[Stored data entries]
>>

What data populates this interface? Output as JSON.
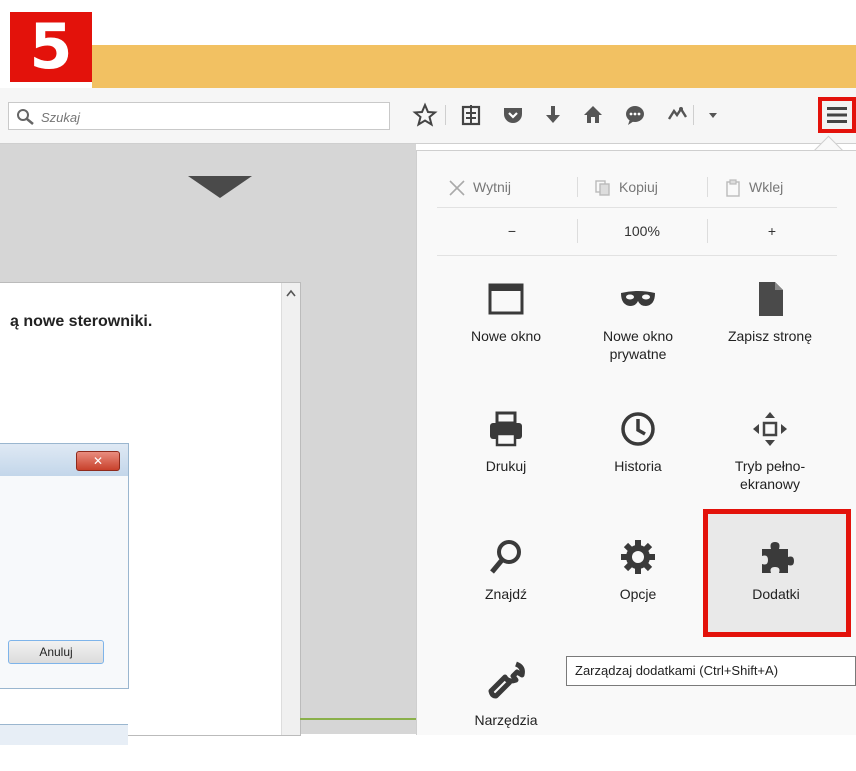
{
  "step": {
    "number": "5"
  },
  "search": {
    "value": "",
    "placeholder": "Szukaj"
  },
  "toolbar": {
    "icons": [
      "star-icon",
      "reading-list-icon",
      "pocket-icon",
      "download-icon",
      "home-icon",
      "chat-icon",
      "extension-icon",
      "dropdown-arrow-icon",
      "hamburger-menu-icon"
    ]
  },
  "dialog": {
    "text": "ą nowe sterowniki.",
    "close_label": "✕",
    "cancel_label": "Anuluj"
  },
  "menu": {
    "edit": {
      "cut": "Wytnij",
      "copy": "Kopiuj",
      "paste": "Wklej"
    },
    "zoom": {
      "out": "−",
      "level": "100%",
      "in": "+"
    },
    "tiles": [
      {
        "label": "Nowe okno",
        "icon": "window-icon"
      },
      {
        "label": "Nowe okno prywatne",
        "icon": "mask-icon"
      },
      {
        "label": "Zapisz stronę",
        "icon": "page-icon"
      },
      {
        "label": "Drukuj",
        "icon": "printer-icon"
      },
      {
        "label": "Historia",
        "icon": "clock-icon"
      },
      {
        "label": "Tryb pełno-ekranowy",
        "icon": "fullscreen-icon"
      },
      {
        "label": "Znajdź",
        "icon": "magnifier-icon"
      },
      {
        "label": "Opcje",
        "icon": "gear-icon"
      },
      {
        "label": "Dodatki",
        "icon": "puzzle-icon"
      },
      {
        "label": "Narzędzia",
        "icon": "wrench-icon"
      }
    ]
  },
  "tooltip": {
    "text": "Zarządzaj dodatkami (Ctrl+Shift+A)"
  },
  "colors": {
    "highlight": "#e3120b",
    "title_strip": "#f2c162"
  }
}
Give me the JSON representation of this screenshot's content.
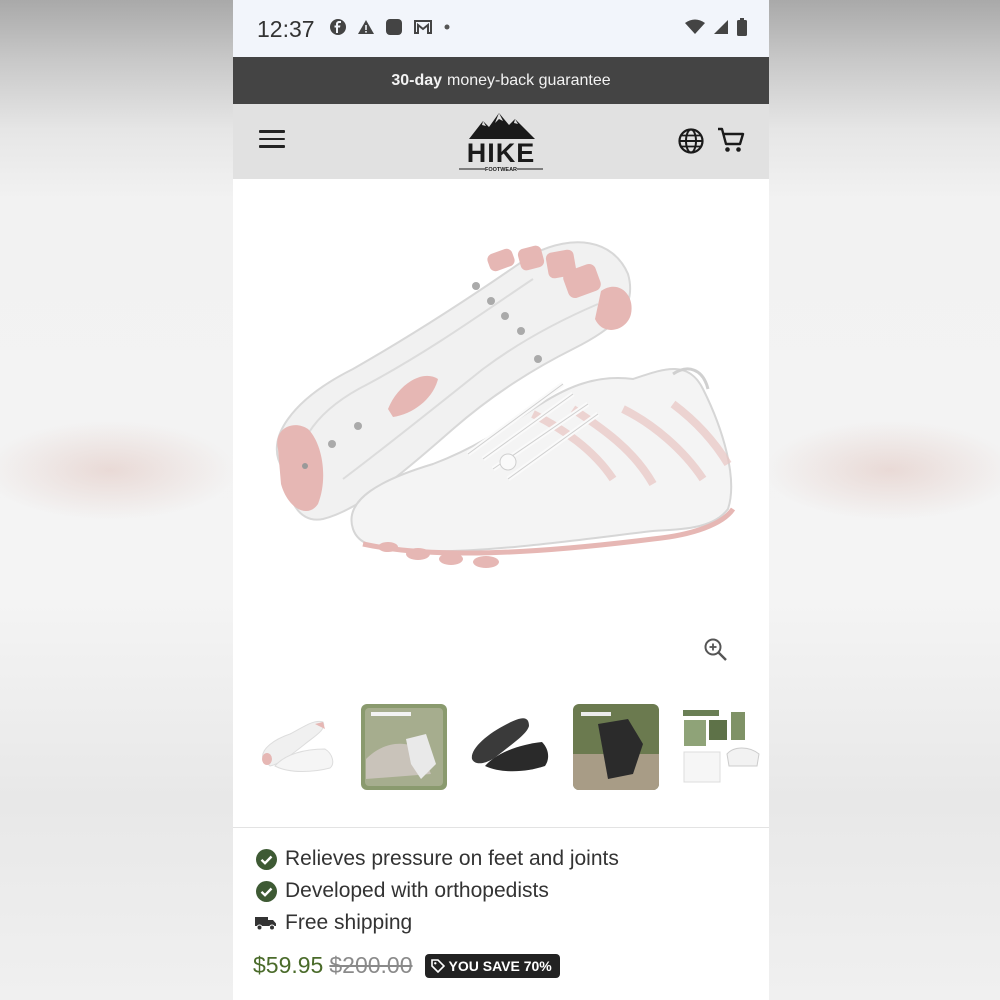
{
  "status_bar": {
    "time": "12:37",
    "notification_icons": [
      "facebook-icon",
      "warning-icon",
      "app-square-icon",
      "gmail-icon",
      "dot-icon"
    ],
    "system_icons": [
      "wifi-icon",
      "signal-icon",
      "battery-icon"
    ]
  },
  "announcement": {
    "bold": "30-day",
    "text": "money-back guarantee"
  },
  "header": {
    "logo_text": "HIKE",
    "logo_subtext": "FOOTWEAR",
    "menu_icon": "hamburger-menu-icon",
    "locale_icon": "globe-icon",
    "cart_icon": "cart-icon"
  },
  "gallery": {
    "main_image": "white-pink-barefoot-shoes",
    "zoom_icon": "zoom-in-icon",
    "thumbnails": [
      "white-pink-shoes",
      "stretching-feet-photo",
      "black-shoes",
      "outdoor-walking-photo",
      "package-contents"
    ]
  },
  "features": [
    {
      "icon": "check-circle-icon",
      "text": "Relieves pressure on feet and joints"
    },
    {
      "icon": "check-circle-icon",
      "text": "Developed with orthopedists"
    },
    {
      "icon": "truck-icon",
      "text": "Free shipping"
    }
  ],
  "pricing": {
    "price": "$59.95",
    "compare_at": "$200.00",
    "save_badge": "YOU SAVE 70%",
    "price_color": "#4a6b2a"
  },
  "colors": {
    "announcement_bg": "#444444",
    "header_bg": "#e1e1e1",
    "check_green": "#3e5a34"
  }
}
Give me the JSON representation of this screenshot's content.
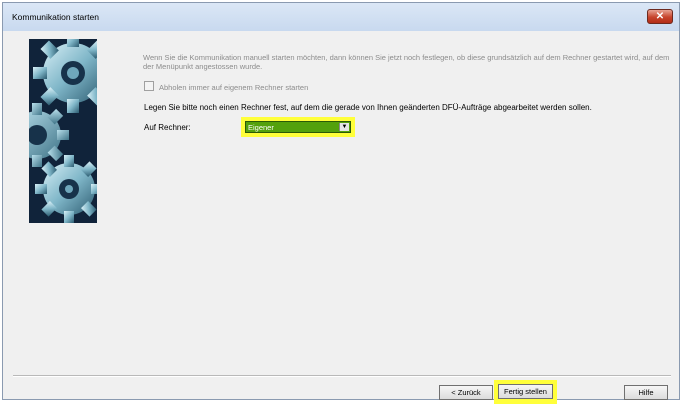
{
  "window": {
    "title": "Kommunikation starten",
    "close_label": "✕"
  },
  "content": {
    "description": "Wenn Sie die Kommunikation manuell starten möchten, dann können Sie jetzt noch festlegen, ob diese grundsätzlich auf dem Rechner gestartet wird, auf dem der Menüpunkt angestossen wurde.",
    "checkbox_label": "Abholen immer auf eigenem Rechner starten",
    "checkbox_checked": false,
    "prompt": "Legen Sie bitte noch einen Rechner fest, auf dem die gerade von Ihnen geänderten DFÜ-Aufträge abgearbeitet werden sollen.",
    "rechner_label": "Auf Rechner:",
    "rechner_value": "Eigener"
  },
  "buttons": {
    "back": "< Zurück",
    "finish": "Fertig stellen",
    "help": "Hilfe"
  },
  "colors": {
    "highlight": "#ffff3a",
    "select_bg": "#53a10c",
    "title_bg": "#c8d9ef"
  }
}
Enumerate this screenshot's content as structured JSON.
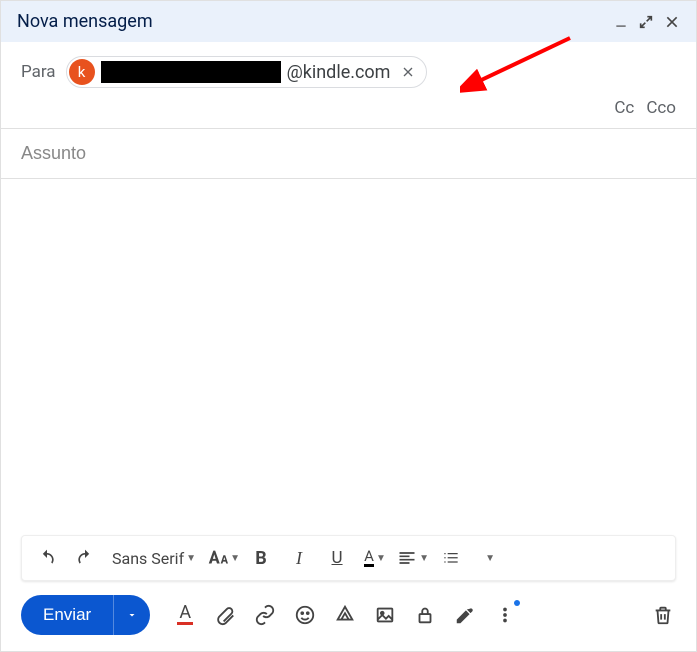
{
  "header": {
    "title": "Nova mensagem"
  },
  "to": {
    "label": "Para",
    "chip": {
      "avatar_letter": "k",
      "domain": "@kindle.com"
    }
  },
  "cc": {
    "cc": "Cc",
    "bcc": "Cco"
  },
  "subject": {
    "placeholder": "Assunto",
    "value": ""
  },
  "toolbar": {
    "font": "Sans Serif",
    "bold": "B",
    "italic": "I",
    "underline": "U",
    "color": "A"
  },
  "actions": {
    "send": "Enviar",
    "format": "A"
  }
}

<<

--- Problem requirements ---
Find the word "feet" in the data and show each line that holds it.

--- Reply ---
      "stretching-feet-photo",
      "text": "Relieves pressure on feet and joints"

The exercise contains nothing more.